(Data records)
· · ·
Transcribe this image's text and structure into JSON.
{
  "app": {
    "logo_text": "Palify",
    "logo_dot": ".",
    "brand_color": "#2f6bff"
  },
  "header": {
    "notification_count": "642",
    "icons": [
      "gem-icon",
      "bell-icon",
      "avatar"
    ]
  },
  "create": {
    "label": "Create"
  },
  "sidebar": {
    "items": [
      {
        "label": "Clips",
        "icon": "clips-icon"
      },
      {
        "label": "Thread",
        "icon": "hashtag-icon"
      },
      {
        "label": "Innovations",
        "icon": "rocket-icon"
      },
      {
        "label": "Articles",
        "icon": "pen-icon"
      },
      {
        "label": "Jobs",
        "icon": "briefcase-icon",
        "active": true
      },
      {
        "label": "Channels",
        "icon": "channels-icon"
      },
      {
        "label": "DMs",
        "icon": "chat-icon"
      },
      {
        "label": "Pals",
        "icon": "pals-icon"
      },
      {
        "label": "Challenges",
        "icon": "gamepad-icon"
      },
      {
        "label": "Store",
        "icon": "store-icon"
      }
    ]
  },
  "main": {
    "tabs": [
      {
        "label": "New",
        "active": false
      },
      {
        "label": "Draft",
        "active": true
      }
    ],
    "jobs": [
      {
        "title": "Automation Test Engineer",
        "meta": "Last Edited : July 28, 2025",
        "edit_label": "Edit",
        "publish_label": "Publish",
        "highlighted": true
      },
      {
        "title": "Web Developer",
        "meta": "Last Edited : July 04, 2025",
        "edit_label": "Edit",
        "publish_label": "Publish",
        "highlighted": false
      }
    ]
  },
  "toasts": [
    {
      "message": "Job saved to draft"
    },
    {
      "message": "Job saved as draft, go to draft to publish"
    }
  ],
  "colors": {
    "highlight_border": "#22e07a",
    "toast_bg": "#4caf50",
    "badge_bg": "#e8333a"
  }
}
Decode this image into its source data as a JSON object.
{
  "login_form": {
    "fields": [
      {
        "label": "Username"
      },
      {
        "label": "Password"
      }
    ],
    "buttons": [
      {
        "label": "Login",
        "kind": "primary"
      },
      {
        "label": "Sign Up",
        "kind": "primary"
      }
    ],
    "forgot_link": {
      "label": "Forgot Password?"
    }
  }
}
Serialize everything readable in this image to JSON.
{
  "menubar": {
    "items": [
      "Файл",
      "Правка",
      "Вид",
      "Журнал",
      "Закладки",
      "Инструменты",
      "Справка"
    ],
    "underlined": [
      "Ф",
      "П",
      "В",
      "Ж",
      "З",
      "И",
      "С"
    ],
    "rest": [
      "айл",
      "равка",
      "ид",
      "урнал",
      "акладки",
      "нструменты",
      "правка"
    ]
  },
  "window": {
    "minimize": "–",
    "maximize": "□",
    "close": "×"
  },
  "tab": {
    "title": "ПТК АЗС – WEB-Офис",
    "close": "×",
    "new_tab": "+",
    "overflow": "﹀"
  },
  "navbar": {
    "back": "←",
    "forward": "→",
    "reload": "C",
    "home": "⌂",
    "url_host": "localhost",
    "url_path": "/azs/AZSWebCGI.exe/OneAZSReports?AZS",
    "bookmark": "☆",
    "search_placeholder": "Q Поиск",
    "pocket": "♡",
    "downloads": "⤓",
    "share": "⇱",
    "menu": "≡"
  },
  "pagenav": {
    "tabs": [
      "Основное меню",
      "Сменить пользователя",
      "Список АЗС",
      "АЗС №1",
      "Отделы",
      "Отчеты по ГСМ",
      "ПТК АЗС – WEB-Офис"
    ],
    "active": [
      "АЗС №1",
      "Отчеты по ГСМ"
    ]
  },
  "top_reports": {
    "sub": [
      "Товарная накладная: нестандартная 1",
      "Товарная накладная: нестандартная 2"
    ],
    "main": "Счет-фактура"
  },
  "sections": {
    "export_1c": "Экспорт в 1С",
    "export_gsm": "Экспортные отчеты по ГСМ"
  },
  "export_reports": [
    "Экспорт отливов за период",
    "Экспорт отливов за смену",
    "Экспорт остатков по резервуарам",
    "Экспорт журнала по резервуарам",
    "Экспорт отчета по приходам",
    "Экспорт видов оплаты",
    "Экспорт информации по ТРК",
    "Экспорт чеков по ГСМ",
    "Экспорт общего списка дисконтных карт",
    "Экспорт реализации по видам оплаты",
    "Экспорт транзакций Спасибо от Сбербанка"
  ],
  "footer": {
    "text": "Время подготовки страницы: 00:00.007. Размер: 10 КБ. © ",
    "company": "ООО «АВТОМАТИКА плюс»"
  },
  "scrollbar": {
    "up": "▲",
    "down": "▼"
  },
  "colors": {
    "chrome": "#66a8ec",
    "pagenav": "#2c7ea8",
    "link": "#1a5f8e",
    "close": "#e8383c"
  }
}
· · ·
## [GIVEN INSTRUCTION]
Nothing may be left out: return each entry exactly as it reads.

## [OUTPUT FOR THIS TASK]
Transcribe this image's text and structure into JSON.
{
  "app": {
    "logo_text": "Palify",
    "logo_dot": ".",
    "brand_color": "#2f6bff"
  },
  "header": {
    "notification_count": "642",
    "icons": [
      "gem-icon",
      "bell-icon",
      "avatar"
    ]
  },
  "create": {
    "label": "Create"
  },
  "sidebar": {
    "items": [
      {
        "label": "Clips",
        "icon": "clips-icon"
      },
      {
        "label": "Thread",
        "icon": "hashtag-icon"
      },
      {
        "label": "Innovations",
        "icon": "rocket-icon"
      },
      {
        "label": "Articles",
        "icon": "pen-icon"
      },
      {
        "label": "Jobs",
        "icon": "briefcase-icon",
        "active": true
      },
      {
        "label": "Channels",
        "icon": "channels-icon"
      },
      {
        "label": "DMs",
        "icon": "chat-icon"
      },
      {
        "label": "Pals",
        "icon": "pals-icon"
      },
      {
        "label": "Challenges",
        "icon": "gamepad-icon"
      },
      {
        "label": "Store",
        "icon": "store-icon"
      }
    ]
  },
  "main": {
    "tabs": [
      {
        "label": "New",
        "active": false
      },
      {
        "label": "Draft",
        "active": true
      }
    ],
    "jobs": [
      {
        "title": "Automation Test Engineer",
        "meta": "Last Edited : July 28, 2025",
        "edit_label": "Edit",
        "publish_label": "Publish",
        "highlighted": true
      },
      {
        "title": "Web Developer",
        "meta": "Last Edited : July 04, 2025",
        "edit_label": "Edit",
        "publish_label": "Publish",
        "highlighted": false
      }
    ]
  },
  "toasts": [
    {
      "message": "Job saved to draft"
    },
    {
      "message": "Job saved as draft, go to draft to publish"
    }
  ],
  "colors": {
    "highlight_border": "#22e07a",
    "toast_bg": "#4caf50",
    "badge_bg": "#e8333a"
  }
}
Decode this image into its source data as a JSON object.
{
  "login_form": {
    "fields": [
      {
        "label": "Username"
      },
      {
        "label": "Password"
      }
    ],
    "buttons": [
      {
        "label": "Login",
        "kind": "primary"
      },
      {
        "label": "Sign Up",
        "kind": "primary"
      }
    ],
    "forgot_link": {
      "label": "Forgot Password?"
    }
  }
}
Serialize everything readable in this image to JSON.
{
  "menubar": {
    "items": [
      "Файл",
      "Правка",
      "Вид",
      "Журнал",
      "Закладки",
      "Инструменты",
      "Справка"
    ],
    "underlined": [
      "Ф",
      "П",
      "В",
      "Ж",
      "З",
      "И",
      "С"
    ],
    "rest": [
      "айл",
      "равка",
      "ид",
      "урнал",
      "акладки",
      "нструменты",
      "правка"
    ]
  },
  "window": {
    "minimize": "–",
    "maximize": "□",
    "close": "×"
  },
  "tab": {
    "title": "ПТК АЗС – WEB-Офис",
    "close": "×",
    "new_tab": "+",
    "overflow": "﹀"
  },
  "navbar": {
    "back": "←",
    "forward": "→",
    "reload": "C",
    "home": "⌂",
    "url_host": "localhost",
    "url_path": "/azs/AZSWebCGI.exe/OneAZSReports?AZS",
    "bookmark": "☆",
    "search_placeholder": "Q Поиск",
    "pocket": "♡",
    "downloads": "⤓",
    "share": "⇱",
    "menu": "≡"
  },
  "pagenav": {
    "tabs": [
      "Основное меню",
      "Сменить пользователя",
      "Список АЗС",
      "АЗС №1",
      "Отделы",
      "Отчеты по ГСМ",
      "ПТК АЗС – WEB-Офис"
    ],
    "active": [
      "АЗС №1",
      "Отчеты по ГСМ"
    ]
  },
  "top_reports": {
    "sub": [
      "Товарная накладная: нестандартная 1",
      "Товарная накладная: нестандартная 2"
    ],
    "main": "Счет-фактура"
  },
  "sections": {
    "export_1c": "Экспорт в 1С",
    "export_gsm": "Экспортные отчеты по ГСМ"
  },
  "export_reports": [
    "Экспорт отливов за период",
    "Экспорт отливов за смену",
    "Экспорт остатков по резервуарам",
    "Экспорт журнала по резервуарам",
    "Экспорт отчета по приходам",
    "Экспорт видов оплаты",
    "Экспорт информации по ТРК",
    "Экспорт чеков по ГСМ",
    "Экспорт общего списка дисконтных карт",
    "Экспорт реализации по видам оплаты",
    "Экспорт транзакций Спасибо от Сбербанка"
  ],
  "footer": {
    "text": "Время подготовки страницы: 00:00.007. Размер: 10 КБ. © ",
    "company": "ООО «АВТОМАТИКА плюс»"
  },
  "scrollbar": {
    "up": "▲",
    "down": "▼"
  },
  "colors": {
    "chrome": "#66a8ec",
    "pagenav": "#2c7ea8",
    "link": "#1a5f8e",
    "close": "#e8383c"
  }
}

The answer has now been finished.